--- Supplied material ---
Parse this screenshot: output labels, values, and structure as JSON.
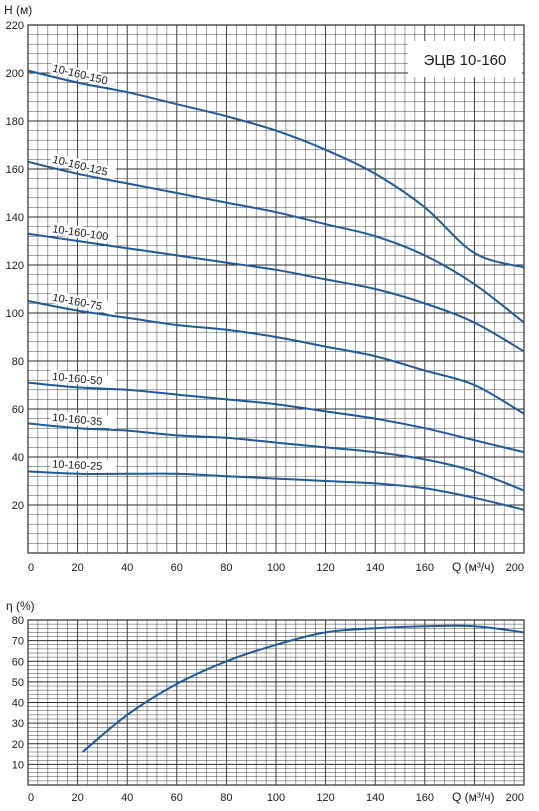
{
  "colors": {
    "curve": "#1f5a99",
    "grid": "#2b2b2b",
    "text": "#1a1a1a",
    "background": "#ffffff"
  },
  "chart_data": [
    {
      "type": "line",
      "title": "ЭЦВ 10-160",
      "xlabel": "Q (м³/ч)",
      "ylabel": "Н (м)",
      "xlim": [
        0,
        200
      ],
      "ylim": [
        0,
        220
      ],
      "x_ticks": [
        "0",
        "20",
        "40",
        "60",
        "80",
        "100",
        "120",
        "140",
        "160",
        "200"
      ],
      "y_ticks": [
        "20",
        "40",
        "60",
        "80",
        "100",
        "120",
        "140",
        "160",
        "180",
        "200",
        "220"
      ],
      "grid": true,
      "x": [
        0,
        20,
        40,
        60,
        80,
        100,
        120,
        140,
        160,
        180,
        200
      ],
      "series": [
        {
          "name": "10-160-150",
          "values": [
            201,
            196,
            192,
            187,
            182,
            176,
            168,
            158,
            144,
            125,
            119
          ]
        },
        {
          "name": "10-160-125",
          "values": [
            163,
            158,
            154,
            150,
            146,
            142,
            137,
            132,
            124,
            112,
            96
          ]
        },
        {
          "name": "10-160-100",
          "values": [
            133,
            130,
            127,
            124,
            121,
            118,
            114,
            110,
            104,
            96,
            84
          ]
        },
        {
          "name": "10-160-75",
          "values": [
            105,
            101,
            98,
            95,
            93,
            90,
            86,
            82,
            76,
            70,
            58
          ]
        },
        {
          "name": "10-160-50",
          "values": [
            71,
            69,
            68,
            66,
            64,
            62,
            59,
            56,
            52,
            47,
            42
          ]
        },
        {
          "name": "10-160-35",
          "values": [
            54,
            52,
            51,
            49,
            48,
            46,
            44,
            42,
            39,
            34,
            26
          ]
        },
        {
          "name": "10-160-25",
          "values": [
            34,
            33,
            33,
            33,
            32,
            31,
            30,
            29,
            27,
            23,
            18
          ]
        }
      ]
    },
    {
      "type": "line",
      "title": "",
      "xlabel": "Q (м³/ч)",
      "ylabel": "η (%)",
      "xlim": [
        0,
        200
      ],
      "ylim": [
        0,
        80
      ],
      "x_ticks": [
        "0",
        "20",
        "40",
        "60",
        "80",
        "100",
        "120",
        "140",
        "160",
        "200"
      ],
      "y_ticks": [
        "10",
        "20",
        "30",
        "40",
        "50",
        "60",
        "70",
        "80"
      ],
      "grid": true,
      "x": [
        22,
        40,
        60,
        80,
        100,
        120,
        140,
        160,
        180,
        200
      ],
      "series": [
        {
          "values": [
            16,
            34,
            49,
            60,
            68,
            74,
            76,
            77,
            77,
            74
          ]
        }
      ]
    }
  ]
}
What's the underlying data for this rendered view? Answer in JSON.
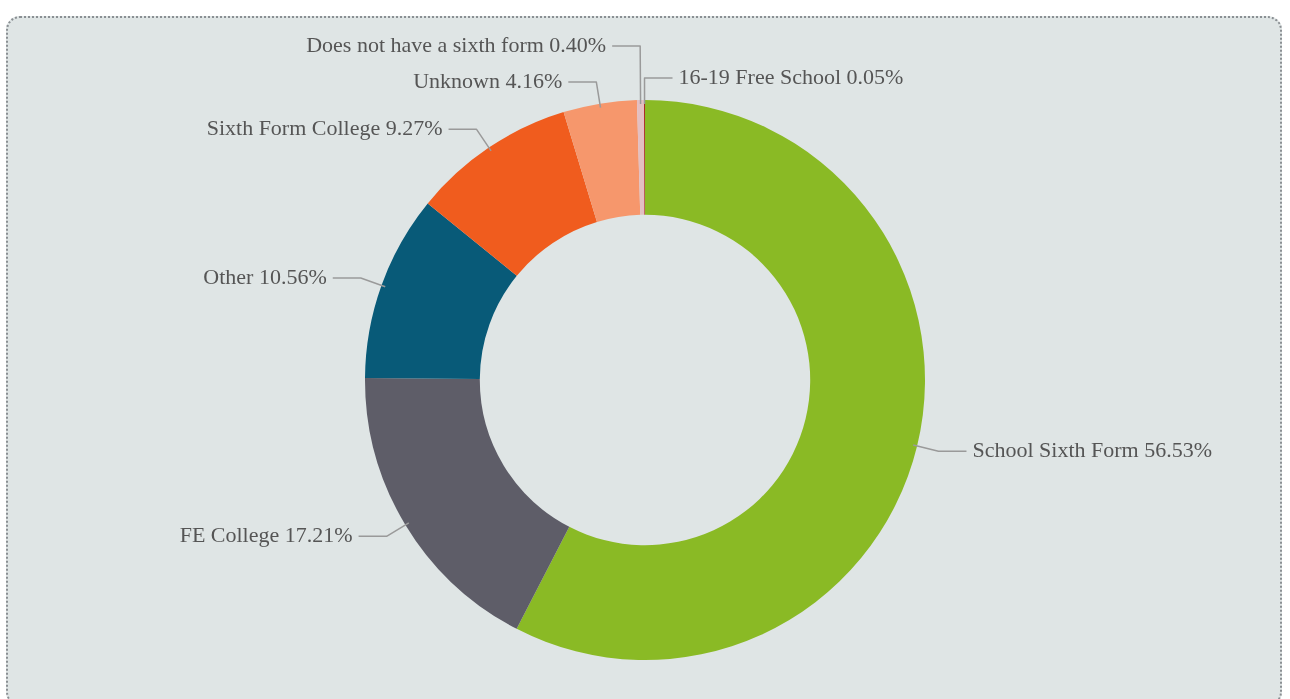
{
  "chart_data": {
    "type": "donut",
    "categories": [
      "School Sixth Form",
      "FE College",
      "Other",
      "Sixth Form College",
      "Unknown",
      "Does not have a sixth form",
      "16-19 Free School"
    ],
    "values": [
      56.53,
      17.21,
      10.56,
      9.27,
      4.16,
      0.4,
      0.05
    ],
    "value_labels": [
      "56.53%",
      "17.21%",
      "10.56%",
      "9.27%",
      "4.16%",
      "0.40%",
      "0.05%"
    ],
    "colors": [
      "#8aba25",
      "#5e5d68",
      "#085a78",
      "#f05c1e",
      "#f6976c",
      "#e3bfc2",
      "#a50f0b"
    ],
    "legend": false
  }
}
---
_Given task_: Without including the pictures, reproduce all entries exactly.

_Task response_:
Parse this screenshot: output labels, values, and structure as JSON.
{
  "colors": {
    "curve": "#1f5a99",
    "grid": "#2b2b2b",
    "text": "#1a1a1a",
    "background": "#ffffff"
  },
  "chart_data": [
    {
      "type": "line",
      "title": "ЭЦВ 10-160",
      "xlabel": "Q (м³/ч)",
      "ylabel": "Н (м)",
      "xlim": [
        0,
        200
      ],
      "ylim": [
        0,
        220
      ],
      "x_ticks": [
        "0",
        "20",
        "40",
        "60",
        "80",
        "100",
        "120",
        "140",
        "160",
        "200"
      ],
      "y_ticks": [
        "20",
        "40",
        "60",
        "80",
        "100",
        "120",
        "140",
        "160",
        "180",
        "200",
        "220"
      ],
      "grid": true,
      "x": [
        0,
        20,
        40,
        60,
        80,
        100,
        120,
        140,
        160,
        180,
        200
      ],
      "series": [
        {
          "name": "10-160-150",
          "values": [
            201,
            196,
            192,
            187,
            182,
            176,
            168,
            158,
            144,
            125,
            119
          ]
        },
        {
          "name": "10-160-125",
          "values": [
            163,
            158,
            154,
            150,
            146,
            142,
            137,
            132,
            124,
            112,
            96
          ]
        },
        {
          "name": "10-160-100",
          "values": [
            133,
            130,
            127,
            124,
            121,
            118,
            114,
            110,
            104,
            96,
            84
          ]
        },
        {
          "name": "10-160-75",
          "values": [
            105,
            101,
            98,
            95,
            93,
            90,
            86,
            82,
            76,
            70,
            58
          ]
        },
        {
          "name": "10-160-50",
          "values": [
            71,
            69,
            68,
            66,
            64,
            62,
            59,
            56,
            52,
            47,
            42
          ]
        },
        {
          "name": "10-160-35",
          "values": [
            54,
            52,
            51,
            49,
            48,
            46,
            44,
            42,
            39,
            34,
            26
          ]
        },
        {
          "name": "10-160-25",
          "values": [
            34,
            33,
            33,
            33,
            32,
            31,
            30,
            29,
            27,
            23,
            18
          ]
        }
      ]
    },
    {
      "type": "line",
      "title": "",
      "xlabel": "Q (м³/ч)",
      "ylabel": "η (%)",
      "xlim": [
        0,
        200
      ],
      "ylim": [
        0,
        80
      ],
      "x_ticks": [
        "0",
        "20",
        "40",
        "60",
        "80",
        "100",
        "120",
        "140",
        "160",
        "200"
      ],
      "y_ticks": [
        "10",
        "20",
        "30",
        "40",
        "50",
        "60",
        "70",
        "80"
      ],
      "grid": true,
      "x": [
        22,
        40,
        60,
        80,
        100,
        120,
        140,
        160,
        180,
        200
      ],
      "series": [
        {
          "values": [
            16,
            34,
            49,
            60,
            68,
            74,
            76,
            77,
            77,
            74
          ]
        }
      ]
    }
  ]
}
What's the underlying data for this rendered view? Answer in JSON.
{
  "chart_data": {
    "type": "donut",
    "categories": [
      "School Sixth Form",
      "FE College",
      "Other",
      "Sixth Form College",
      "Unknown",
      "Does not have a sixth form",
      "16-19 Free School"
    ],
    "values": [
      56.53,
      17.21,
      10.56,
      9.27,
      4.16,
      0.4,
      0.05
    ],
    "value_labels": [
      "56.53%",
      "17.21%",
      "10.56%",
      "9.27%",
      "4.16%",
      "0.40%",
      "0.05%"
    ],
    "colors": [
      "#8aba25",
      "#5e5d68",
      "#085a78",
      "#f05c1e",
      "#f6976c",
      "#e3bfc2",
      "#a50f0b"
    ],
    "legend": false
  }
}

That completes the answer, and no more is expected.